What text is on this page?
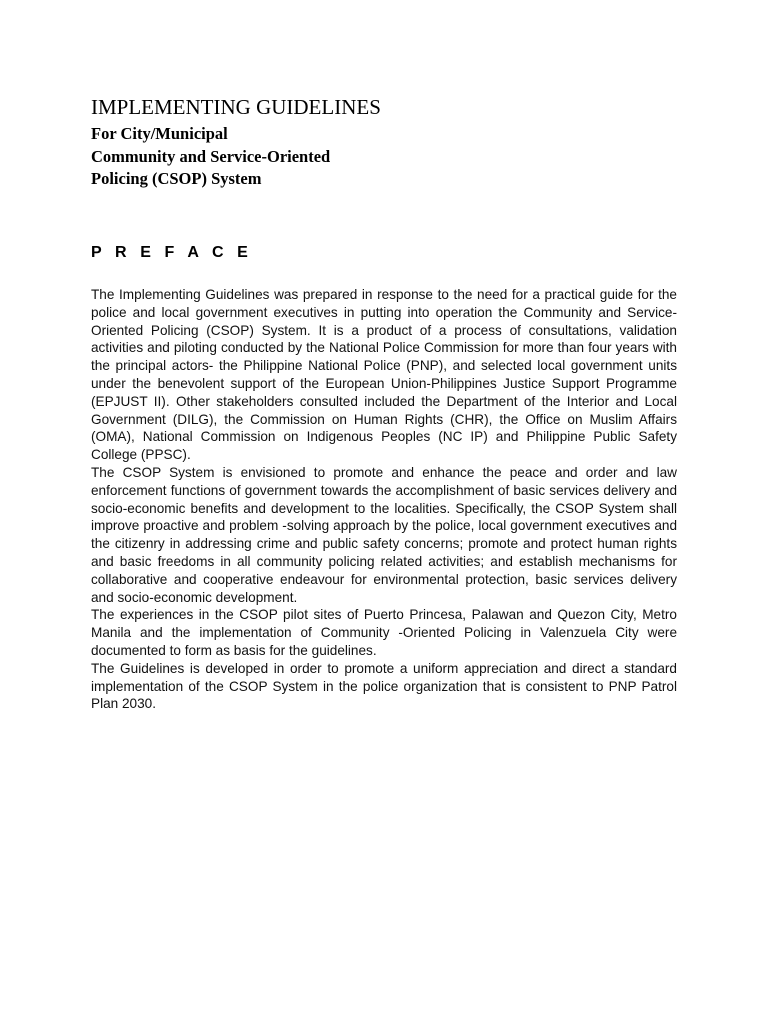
IMPLEMENTING GUIDELINES
For City/Municipal
Community and Service-Oriented
Policing (CSOP) System
P R E F A C E

The Implementing Guidelines was prepared in response to the need for a practical guide for the police and local government executives in putting into operation the Community and Service-Oriented Policing (CSOP) System. It is a product of a process of consultations, validation activities and piloting conducted by the National Police Commission for more than four years with the principal actors- the Philippine National Police (PNP), and selected local government units under the benevolent support of the European Union-Philippines Justice Support Programme (EPJUST II). Other stakeholders consulted included the Department of the Interior and Local Government (DILG), the Commission on Human Rights (CHR), the Office on Muslim Affairs (OMA), National Commission on Indigenous Peoples (NC IP) and Philippine Public Safety College (PPSC).

The CSOP System is envisioned to promote and enhance the peace and order and law enforcement functions of government towards the accomplishment of basic services delivery and socio-economic benefits and development to the localities. Specifically, the CSOP System shall improve proactive and problem -solving approach by the police, local government executives and the citizenry in addressing crime and public safety concerns; promote and protect human rights and basic freedoms in all community policing related activities; and establish mechanisms for collaborative and cooperative endeavour for environmental protection, basic services delivery and socio-economic development.

The experiences in the CSOP pilot sites of Puerto Princesa, Palawan and Quezon City, Metro Manila and the implementation of Community -Oriented Policing in Valenzuela City were documented to form as basis for the guidelines.

The Guidelines is developed in order to promote a uniform appreciation and direct a standard implementation of the CSOP System in the police organization that is consistent to PNP Patrol Plan 2030.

§

- **SHORT PROBLEM**
Go through the material above and print all of it exactly, except the pictures.

- **FULL ANSWER**
What text is on this page?
IMPLEMENTING GUIDELINES
For City/Municipal
Community and Service-Oriented
Policing (CSOP) System
P R E F A C E

The Implementing Guidelines was prepared in response to the need for a practical guide for the police and local government executives in putting into operation the Community and Service-Oriented Policing (CSOP) System. It is a product of a process of consultations, validation activities and piloting conducted by the National Police Commission for more than four years with the principal actors- the Philippine National Police (PNP), and selected local government units under the benevolent support of the European Union-Philippines Justice Support Programme (EPJUST II). Other stakeholders consulted included the Department of the Interior and Local Government (DILG), the Commission on Human Rights (CHR), the Office on Muslim Affairs (OMA), National Commission on Indigenous Peoples (NC IP) and Philippine Public Safety College (PPSC).

The CSOP System is envisioned to promote and enhance the peace and order and law enforcement functions of government towards the accomplishment of basic services delivery and socio-economic benefits and development to the localities. Specifically, the CSOP System shall improve proactive and problem -solving approach by the police, local government executives and the citizenry in addressing crime and public safety concerns; promote and protect human rights and basic freedoms in all community policing related activities; and establish mechanisms for collaborative and cooperative endeavour for environmental protection, basic services delivery and socio-economic development.

The experiences in the CSOP pilot sites of Puerto Princesa, Palawan and Quezon City, Metro Manila and the implementation of Community -Oriented Policing in Valenzuela City were documented to form as basis for the guidelines.

The Guidelines is developed in order to promote a uniform appreciation and direct a standard implementation of the CSOP System in the police organization that is consistent to PNP Patrol Plan 2030.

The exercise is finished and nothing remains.